**What you have to do:**
Copy everything from the start of the records down through the line containing "- marker: [493, 740, 505, 751]", renaming "centrality-annotation" to "centrality-label" and keeping all else the same.

**Supplied records:**
-- begin --

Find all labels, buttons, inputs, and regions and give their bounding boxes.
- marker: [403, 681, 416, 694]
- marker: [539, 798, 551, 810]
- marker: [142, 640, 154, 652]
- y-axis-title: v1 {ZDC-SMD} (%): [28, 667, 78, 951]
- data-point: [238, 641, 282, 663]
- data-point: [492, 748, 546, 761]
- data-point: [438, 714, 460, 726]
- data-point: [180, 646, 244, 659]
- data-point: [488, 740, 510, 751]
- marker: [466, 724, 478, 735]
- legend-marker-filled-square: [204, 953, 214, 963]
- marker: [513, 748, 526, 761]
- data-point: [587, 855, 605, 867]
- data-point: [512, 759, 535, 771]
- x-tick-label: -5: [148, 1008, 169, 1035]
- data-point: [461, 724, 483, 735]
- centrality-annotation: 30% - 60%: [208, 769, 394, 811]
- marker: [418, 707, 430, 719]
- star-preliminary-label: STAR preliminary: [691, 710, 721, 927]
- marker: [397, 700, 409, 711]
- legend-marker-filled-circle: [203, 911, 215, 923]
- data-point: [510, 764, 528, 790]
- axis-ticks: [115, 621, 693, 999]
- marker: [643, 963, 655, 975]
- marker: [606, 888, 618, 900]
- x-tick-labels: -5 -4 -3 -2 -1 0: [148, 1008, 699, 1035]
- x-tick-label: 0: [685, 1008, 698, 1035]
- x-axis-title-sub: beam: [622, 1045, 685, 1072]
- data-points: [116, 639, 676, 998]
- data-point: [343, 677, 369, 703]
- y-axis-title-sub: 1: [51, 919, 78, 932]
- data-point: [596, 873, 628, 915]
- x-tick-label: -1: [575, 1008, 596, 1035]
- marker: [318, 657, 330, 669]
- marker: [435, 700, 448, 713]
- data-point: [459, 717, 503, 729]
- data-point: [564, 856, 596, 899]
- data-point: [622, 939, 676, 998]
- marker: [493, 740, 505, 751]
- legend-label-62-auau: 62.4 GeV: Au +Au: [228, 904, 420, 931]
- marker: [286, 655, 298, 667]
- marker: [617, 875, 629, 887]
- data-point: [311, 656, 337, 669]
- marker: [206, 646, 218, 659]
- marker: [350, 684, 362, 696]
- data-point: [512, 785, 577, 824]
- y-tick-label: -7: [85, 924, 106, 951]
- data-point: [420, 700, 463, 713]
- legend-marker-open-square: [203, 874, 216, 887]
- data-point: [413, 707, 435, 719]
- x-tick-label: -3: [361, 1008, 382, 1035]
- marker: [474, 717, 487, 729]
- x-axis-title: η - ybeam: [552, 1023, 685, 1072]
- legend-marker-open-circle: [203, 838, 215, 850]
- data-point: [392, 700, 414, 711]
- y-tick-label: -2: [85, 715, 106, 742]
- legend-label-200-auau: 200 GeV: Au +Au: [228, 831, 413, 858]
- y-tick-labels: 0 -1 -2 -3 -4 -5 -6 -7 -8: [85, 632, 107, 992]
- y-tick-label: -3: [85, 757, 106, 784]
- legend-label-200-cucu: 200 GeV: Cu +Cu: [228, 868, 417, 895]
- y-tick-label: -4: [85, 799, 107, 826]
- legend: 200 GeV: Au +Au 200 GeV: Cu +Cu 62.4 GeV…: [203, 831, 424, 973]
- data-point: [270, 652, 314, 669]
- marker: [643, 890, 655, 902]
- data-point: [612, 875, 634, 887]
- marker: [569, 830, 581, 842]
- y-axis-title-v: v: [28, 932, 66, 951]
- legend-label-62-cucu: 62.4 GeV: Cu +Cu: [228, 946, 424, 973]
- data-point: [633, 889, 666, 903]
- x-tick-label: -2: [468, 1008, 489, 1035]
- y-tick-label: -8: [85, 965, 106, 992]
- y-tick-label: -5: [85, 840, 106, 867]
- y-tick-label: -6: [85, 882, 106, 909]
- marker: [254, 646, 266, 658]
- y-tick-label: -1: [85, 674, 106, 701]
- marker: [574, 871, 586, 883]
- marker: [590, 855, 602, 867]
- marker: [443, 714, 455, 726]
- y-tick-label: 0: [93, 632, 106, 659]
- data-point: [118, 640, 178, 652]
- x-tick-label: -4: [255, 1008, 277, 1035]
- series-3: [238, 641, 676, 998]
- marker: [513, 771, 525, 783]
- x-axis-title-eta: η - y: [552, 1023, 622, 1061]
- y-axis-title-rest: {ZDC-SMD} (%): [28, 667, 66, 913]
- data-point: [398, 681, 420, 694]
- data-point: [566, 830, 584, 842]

-- end --

**The solution:**
Find all labels, buttons, inputs, and regions and give their bounding boxes.
- marker: [403, 681, 416, 694]
- marker: [539, 798, 551, 810]
- marker: [142, 640, 154, 652]
- y-axis-title: v1 {ZDC-SMD} (%): [28, 667, 78, 951]
- data-point: [238, 641, 282, 663]
- data-point: [492, 748, 546, 761]
- data-point: [438, 714, 460, 726]
- data-point: [180, 646, 244, 659]
- data-point: [488, 740, 510, 751]
- marker: [466, 724, 478, 735]
- legend-marker-filled-square: [204, 953, 214, 963]
- marker: [513, 748, 526, 761]
- data-point: [587, 855, 605, 867]
- data-point: [512, 759, 535, 771]
- x-tick-label: -5: [148, 1008, 169, 1035]
- data-point: [461, 724, 483, 735]
- centrality-label: 30% - 60%: [208, 769, 394, 811]
- marker: [418, 707, 430, 719]
- star-preliminary-label: STAR preliminary: [691, 710, 721, 927]
- marker: [397, 700, 409, 711]
- legend-marker-filled-circle: [203, 911, 215, 923]
- data-point: [510, 764, 528, 790]
- axis-ticks: [115, 621, 693, 999]
- marker: [643, 963, 655, 975]
- marker: [606, 888, 618, 900]
- x-tick-labels: -5 -4 -3 -2 -1 0: [148, 1008, 699, 1035]
- x-tick-label: 0: [685, 1008, 698, 1035]
- x-axis-title-sub: beam: [622, 1045, 685, 1072]
- data-points: [116, 639, 676, 998]
- data-point: [343, 677, 369, 703]
- y-axis-title-sub: 1: [51, 919, 78, 932]
- data-point: [596, 873, 628, 915]
- x-tick-label: -1: [575, 1008, 596, 1035]
- marker: [318, 657, 330, 669]
- marker: [435, 700, 448, 713]
- data-point: [459, 717, 503, 729]
- data-point: [564, 856, 596, 899]
- data-point: [622, 939, 676, 998]
- marker: [493, 740, 505, 751]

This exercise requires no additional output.